- [Aim of the exercise]: Check every line below for the word "habitats" and copy the ones that have it.

(Dataset listings of figures)
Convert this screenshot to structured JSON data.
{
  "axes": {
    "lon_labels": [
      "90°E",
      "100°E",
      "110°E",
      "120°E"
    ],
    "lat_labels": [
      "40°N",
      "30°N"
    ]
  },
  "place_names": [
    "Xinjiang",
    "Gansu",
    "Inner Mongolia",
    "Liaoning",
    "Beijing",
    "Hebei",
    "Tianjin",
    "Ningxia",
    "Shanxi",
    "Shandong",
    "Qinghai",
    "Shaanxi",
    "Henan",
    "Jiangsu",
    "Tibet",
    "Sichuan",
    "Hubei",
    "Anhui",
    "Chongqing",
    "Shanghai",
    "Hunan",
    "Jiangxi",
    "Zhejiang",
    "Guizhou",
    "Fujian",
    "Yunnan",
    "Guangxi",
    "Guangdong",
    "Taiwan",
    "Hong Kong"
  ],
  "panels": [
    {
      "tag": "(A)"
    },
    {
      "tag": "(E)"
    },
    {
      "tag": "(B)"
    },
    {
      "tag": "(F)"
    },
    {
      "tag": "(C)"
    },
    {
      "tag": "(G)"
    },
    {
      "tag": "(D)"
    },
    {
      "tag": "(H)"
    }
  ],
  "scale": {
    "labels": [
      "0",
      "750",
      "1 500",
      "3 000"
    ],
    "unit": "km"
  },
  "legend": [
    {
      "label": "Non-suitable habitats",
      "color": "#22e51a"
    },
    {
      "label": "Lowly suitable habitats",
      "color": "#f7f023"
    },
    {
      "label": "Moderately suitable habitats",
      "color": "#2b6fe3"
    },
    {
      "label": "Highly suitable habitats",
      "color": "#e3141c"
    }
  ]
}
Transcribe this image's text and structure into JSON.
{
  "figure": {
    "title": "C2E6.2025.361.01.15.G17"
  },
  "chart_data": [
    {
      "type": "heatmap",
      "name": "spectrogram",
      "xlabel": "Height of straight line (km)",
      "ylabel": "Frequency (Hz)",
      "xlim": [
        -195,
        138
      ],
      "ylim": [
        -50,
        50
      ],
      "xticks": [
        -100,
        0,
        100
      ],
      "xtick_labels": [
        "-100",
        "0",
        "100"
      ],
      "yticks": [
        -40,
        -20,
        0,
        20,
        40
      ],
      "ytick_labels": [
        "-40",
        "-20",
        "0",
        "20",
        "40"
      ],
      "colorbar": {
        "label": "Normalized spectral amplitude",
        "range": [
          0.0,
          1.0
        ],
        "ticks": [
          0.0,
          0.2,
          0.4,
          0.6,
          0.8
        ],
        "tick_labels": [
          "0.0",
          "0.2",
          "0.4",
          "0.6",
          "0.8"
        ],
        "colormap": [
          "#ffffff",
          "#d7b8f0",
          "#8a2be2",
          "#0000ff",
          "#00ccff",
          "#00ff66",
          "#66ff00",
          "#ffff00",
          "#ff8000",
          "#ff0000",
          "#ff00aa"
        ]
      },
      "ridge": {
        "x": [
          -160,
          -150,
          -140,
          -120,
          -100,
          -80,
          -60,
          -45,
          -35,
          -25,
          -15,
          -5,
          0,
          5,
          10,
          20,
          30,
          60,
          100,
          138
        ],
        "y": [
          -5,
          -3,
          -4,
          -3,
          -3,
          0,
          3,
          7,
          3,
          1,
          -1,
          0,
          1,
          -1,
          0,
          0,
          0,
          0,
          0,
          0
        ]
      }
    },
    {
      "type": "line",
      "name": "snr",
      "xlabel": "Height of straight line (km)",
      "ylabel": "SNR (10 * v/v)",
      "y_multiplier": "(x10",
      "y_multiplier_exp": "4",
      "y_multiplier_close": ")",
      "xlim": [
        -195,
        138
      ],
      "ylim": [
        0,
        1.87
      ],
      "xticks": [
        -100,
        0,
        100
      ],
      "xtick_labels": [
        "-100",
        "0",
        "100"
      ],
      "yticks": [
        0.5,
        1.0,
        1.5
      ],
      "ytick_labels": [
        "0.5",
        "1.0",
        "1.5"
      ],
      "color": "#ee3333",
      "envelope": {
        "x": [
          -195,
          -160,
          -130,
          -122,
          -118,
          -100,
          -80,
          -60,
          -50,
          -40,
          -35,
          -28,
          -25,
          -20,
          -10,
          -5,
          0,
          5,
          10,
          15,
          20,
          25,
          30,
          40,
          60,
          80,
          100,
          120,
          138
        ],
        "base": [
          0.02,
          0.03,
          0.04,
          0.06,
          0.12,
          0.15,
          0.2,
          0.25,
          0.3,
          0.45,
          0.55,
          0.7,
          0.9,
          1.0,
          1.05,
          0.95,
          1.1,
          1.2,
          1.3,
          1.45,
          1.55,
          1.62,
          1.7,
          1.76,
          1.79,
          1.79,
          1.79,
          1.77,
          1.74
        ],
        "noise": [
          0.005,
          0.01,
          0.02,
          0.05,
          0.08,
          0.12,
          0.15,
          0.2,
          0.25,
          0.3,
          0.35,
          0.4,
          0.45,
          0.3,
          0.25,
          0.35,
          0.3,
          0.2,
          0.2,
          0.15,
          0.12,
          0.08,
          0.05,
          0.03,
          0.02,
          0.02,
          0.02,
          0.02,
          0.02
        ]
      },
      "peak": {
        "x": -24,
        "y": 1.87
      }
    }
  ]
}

- [Output]:
      "label": "Non-suitable habitats",
      "label": "Lowly suitable habitats",
      "label": "Moderately suitable habitats",
      "label": "Highly suitable habitats",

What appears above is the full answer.